++++ Data lines ++++

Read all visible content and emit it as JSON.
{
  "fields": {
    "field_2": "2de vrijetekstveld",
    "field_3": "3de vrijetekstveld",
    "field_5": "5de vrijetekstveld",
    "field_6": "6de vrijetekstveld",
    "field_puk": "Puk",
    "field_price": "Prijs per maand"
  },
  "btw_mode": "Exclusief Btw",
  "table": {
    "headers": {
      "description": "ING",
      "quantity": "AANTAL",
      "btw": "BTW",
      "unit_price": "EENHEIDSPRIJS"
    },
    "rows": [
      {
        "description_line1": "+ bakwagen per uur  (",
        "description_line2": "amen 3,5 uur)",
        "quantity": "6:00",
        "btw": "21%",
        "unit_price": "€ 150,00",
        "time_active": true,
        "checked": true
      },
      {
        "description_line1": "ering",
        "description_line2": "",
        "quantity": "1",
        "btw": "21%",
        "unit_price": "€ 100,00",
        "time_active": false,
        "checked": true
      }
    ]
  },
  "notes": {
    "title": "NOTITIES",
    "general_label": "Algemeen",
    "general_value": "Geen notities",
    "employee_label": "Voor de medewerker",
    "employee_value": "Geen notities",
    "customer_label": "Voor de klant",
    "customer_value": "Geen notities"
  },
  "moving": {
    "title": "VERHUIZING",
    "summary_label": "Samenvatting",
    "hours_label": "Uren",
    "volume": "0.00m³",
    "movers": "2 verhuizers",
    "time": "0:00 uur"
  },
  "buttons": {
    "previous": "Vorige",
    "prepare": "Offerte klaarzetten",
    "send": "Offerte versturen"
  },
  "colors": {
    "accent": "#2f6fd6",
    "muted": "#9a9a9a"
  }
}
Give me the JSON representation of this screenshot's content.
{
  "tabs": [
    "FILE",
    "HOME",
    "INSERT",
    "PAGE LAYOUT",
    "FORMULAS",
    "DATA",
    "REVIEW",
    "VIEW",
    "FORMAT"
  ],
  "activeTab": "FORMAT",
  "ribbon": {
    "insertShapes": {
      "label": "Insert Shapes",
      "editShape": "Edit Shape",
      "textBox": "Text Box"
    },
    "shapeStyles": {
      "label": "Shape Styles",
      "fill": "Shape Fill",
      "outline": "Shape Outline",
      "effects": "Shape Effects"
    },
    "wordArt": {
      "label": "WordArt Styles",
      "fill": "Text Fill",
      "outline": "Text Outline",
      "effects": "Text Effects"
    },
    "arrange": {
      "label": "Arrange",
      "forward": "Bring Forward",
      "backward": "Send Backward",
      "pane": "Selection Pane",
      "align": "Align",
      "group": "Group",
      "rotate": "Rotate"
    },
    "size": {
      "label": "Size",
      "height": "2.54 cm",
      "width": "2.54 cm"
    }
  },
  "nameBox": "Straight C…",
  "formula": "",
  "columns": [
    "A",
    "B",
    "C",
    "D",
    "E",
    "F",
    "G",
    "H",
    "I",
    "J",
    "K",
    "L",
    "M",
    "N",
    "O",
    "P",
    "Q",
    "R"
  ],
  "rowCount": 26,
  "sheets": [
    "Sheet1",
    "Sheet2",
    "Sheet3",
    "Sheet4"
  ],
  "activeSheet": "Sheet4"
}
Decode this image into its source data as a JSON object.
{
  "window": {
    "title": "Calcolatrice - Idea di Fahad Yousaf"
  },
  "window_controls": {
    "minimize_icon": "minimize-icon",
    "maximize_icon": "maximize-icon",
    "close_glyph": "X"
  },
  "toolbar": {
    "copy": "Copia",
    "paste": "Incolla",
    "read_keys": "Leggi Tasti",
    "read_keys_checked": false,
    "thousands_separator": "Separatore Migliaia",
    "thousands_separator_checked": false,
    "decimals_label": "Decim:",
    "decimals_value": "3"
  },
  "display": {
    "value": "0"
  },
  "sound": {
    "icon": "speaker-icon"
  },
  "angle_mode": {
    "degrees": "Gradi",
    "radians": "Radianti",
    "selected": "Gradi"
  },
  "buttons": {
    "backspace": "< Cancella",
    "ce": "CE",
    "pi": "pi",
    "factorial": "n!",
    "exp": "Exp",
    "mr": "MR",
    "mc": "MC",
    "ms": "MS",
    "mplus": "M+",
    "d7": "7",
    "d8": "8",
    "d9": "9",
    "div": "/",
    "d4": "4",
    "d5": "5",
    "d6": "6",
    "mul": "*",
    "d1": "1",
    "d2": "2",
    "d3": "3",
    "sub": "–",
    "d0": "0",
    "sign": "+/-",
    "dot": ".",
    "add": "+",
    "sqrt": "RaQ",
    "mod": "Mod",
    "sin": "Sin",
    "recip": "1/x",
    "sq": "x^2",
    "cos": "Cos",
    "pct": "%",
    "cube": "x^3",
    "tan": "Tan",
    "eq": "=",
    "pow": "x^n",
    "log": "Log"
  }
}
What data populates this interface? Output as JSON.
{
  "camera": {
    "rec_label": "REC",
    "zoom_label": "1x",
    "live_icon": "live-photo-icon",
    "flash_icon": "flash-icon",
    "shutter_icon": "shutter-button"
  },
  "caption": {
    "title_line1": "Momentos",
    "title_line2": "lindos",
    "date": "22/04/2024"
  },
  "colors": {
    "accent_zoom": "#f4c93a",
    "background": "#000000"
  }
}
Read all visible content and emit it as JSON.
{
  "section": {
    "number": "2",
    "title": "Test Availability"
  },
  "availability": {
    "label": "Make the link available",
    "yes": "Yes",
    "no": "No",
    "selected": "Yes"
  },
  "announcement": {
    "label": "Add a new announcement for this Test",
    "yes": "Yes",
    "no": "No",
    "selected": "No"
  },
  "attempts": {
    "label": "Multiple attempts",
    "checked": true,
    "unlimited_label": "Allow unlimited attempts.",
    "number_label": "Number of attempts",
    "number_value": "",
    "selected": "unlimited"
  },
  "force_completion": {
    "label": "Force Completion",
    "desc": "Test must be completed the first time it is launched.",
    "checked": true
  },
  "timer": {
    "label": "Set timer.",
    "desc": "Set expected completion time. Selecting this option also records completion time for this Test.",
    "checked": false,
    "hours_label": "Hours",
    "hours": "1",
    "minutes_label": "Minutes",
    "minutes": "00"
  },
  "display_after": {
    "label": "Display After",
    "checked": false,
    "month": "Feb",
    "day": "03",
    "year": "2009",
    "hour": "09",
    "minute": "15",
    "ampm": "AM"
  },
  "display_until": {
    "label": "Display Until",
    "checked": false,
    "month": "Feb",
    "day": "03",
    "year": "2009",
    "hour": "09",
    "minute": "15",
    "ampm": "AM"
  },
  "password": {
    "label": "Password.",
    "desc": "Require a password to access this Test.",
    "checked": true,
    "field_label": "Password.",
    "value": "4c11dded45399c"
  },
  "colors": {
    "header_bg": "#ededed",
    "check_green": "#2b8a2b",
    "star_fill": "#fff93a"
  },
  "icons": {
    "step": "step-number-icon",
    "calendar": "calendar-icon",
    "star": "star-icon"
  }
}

++++

Restate the data above word for word, please.

Read all visible content and emit it as JSON.
{
  "fields": {
    "field_2": "2de vrijetekstveld",
    "field_3": "3de vrijetekstveld",
    "field_5": "5de vrijetekstveld",
    "field_6": "6de vrijetekstveld",
    "field_puk": "Puk",
    "field_price": "Prijs per maand"
  },
  "btw_mode": "Exclusief Btw",
  "table": {
    "headers": {
      "description": "ING",
      "quantity": "AANTAL",
      "btw": "BTW",
      "unit_price": "EENHEIDSPRIJS"
    },
    "rows": [
      {
        "description_line1": "+ bakwagen per uur  (",
        "description_line2": "amen 3,5 uur)",
        "quantity": "6:00",
        "btw": "21%",
        "unit_price": "€ 150,00",
        "time_active": true,
        "checked": true
      },
      {
        "description_line1": "ering",
        "description_line2": "",
        "quantity": "1",
        "btw": "21%",
        "unit_price": "€ 100,00",
        "time_active": false,
        "checked": true
      }
    ]
  },
  "notes": {
    "title": "NOTITIES",
    "general_label": "Algemeen",
    "general_value": "Geen notities",
    "employee_label": "Voor de medewerker",
    "employee_value": "Geen notities",
    "customer_label": "Voor de klant",
    "customer_value": "Geen notities"
  },
  "moving": {
    "title": "VERHUIZING",
    "summary_label": "Samenvatting",
    "hours_label": "Uren",
    "volume": "0.00m³",
    "movers": "2 verhuizers",
    "time": "0:00 uur"
  },
  "buttons": {
    "previous": "Vorige",
    "prepare": "Offerte klaarzetten",
    "send": "Offerte versturen"
  },
  "colors": {
    "accent": "#2f6fd6",
    "muted": "#9a9a9a"
  }
}
Give me the JSON representation of this screenshot's content.
{
  "tabs": [
    "FILE",
    "HOME",
    "INSERT",
    "PAGE LAYOUT",
    "FORMULAS",
    "DATA",
    "REVIEW",
    "VIEW",
    "FORMAT"
  ],
  "activeTab": "FORMAT",
  "ribbon": {
    "insertShapes": {
      "label": "Insert Shapes",
      "editShape": "Edit Shape",
      "textBox": "Text Box"
    },
    "shapeStyles": {
      "label": "Shape Styles",
      "fill": "Shape Fill",
      "outline": "Shape Outline",
      "effects": "Shape Effects"
    },
    "wordArt": {
      "label": "WordArt Styles",
      "fill": "Text Fill",
      "outline": "Text Outline",
      "effects": "Text Effects"
    },
    "arrange": {
      "label": "Arrange",
      "forward": "Bring Forward",
      "backward": "Send Backward",
      "pane": "Selection Pane",
      "align": "Align",
      "group": "Group",
      "rotate": "Rotate"
    },
    "size": {
      "label": "Size",
      "height": "2.54 cm",
      "width": "2.54 cm"
    }
  },
  "nameBox": "Straight C…",
  "formula": "",
  "columns": [
    "A",
    "B",
    "C",
    "D",
    "E",
    "F",
    "G",
    "H",
    "I",
    "J",
    "K",
    "L",
    "M",
    "N",
    "O",
    "P",
    "Q",
    "R"
  ],
  "rowCount": 26,
  "sheets": [
    "Sheet1",
    "Sheet2",
    "Sheet3",
    "Sheet4"
  ],
  "activeSheet": "Sheet4"
}
Decode this image into its source data as a JSON object.
{
  "window": {
    "title": "Calcolatrice - Idea di Fahad Yousaf"
  },
  "window_controls": {
    "minimize_icon": "minimize-icon",
    "maximize_icon": "maximize-icon",
    "close_glyph": "X"
  },
  "toolbar": {
    "copy": "Copia",
    "paste": "Incolla",
    "read_keys": "Leggi Tasti",
    "read_keys_checked": false,
    "thousands_separator": "Separatore Migliaia",
    "thousands_separator_checked": false,
    "decimals_label": "Decim:",
    "decimals_value": "3"
  },
  "display": {
    "value": "0"
  },
  "sound": {
    "icon": "speaker-icon"
  },
  "angle_mode": {
    "degrees": "Gradi",
    "radians": "Radianti",
    "selected": "Gradi"
  },
  "buttons": {
    "backspace": "< Cancella",
    "ce": "CE",
    "pi": "pi",
    "factorial": "n!",
    "exp": "Exp",
    "mr": "MR",
    "mc": "MC",
    "ms": "MS",
    "mplus": "M+",
    "d7": "7",
    "d8": "8",
    "d9": "9",
    "div": "/",
    "d4": "4",
    "d5": "5",
    "d6": "6",
    "mul": "*",
    "d1": "1",
    "d2": "2",
    "d3": "3",
    "sub": "–",
    "d0": "0",
    "sign": "+/-",
    "dot": ".",
    "add": "+",
    "sqrt": "RaQ",
    "mod": "Mod",
    "sin": "Sin",
    "recip": "1/x",
    "sq": "x^2",
    "cos": "Cos",
    "pct": "%",
    "cube": "x^3",
    "tan": "Tan",
    "eq": "=",
    "pow": "x^n",
    "log": "Log"
  }
}
What data populates this interface? Output as JSON.
{
  "camera": {
    "rec_label": "REC",
    "zoom_label": "1x",
    "live_icon": "live-photo-icon",
    "flash_icon": "flash-icon",
    "shutter_icon": "shutter-button"
  },
  "caption": {
    "title_line1": "Momentos",
    "title_line2": "lindos",
    "date": "22/04/2024"
  },
  "colors": {
    "accent_zoom": "#f4c93a",
    "background": "#000000"
  }
}
Read all visible content and emit it as JSON.
{
  "section": {
    "number": "2",
    "title": "Test Availability"
  },
  "availability": {
    "label": "Make the link available",
    "yes": "Yes",
    "no": "No",
    "selected": "Yes"
  },
  "announcement": {
    "label": "Add a new announcement for this Test",
    "yes": "Yes",
    "no": "No",
    "selected": "No"
  },
  "attempts": {
    "label": "Multiple attempts",
    "checked": true,
    "unlimited_label": "Allow unlimited attempts.",
    "number_label": "Number of attempts",
    "number_value": "",
    "selected": "unlimited"
  },
  "force_completion": {
    "label": "Force Completion",
    "desc": "Test must be completed the first time it is launched.",
    "checked": true
  },
  "timer": {
    "label": "Set timer.",
    "desc": "Set expected completion time. Selecting this option also records completion time for this Test.",
    "checked": false,
    "hours_label": "Hours",
    "hours": "1",
    "minutes_label": "Minutes",
    "minutes": "00"
  },
  "display_after": {
    "label": "Display After",
    "checked": false,
    "month": "Feb",
    "day": "03",
    "year": "2009",
    "hour": "09",
    "minute": "15",
    "ampm": "AM"
  },
  "display_until": {
    "label": "Display Until",
    "checked": false,
    "month": "Feb",
    "day": "03",
    "year": "2009",
    "hour": "09",
    "minute": "15",
    "ampm": "AM"
  },
  "password": {
    "label": "Password.",
    "desc": "Require a password to access this Test.",
    "checked": true,
    "field_label": "Password.",
    "value": "4c11dded45399c"
  },
  "colors": {
    "header_bg": "#ededed",
    "check_green": "#2b8a2b",
    "star_fill": "#fff93a"
  },
  "icons": {
    "step": "step-number-icon",
    "calendar": "calendar-icon",
    "star": "star-icon"
  }
}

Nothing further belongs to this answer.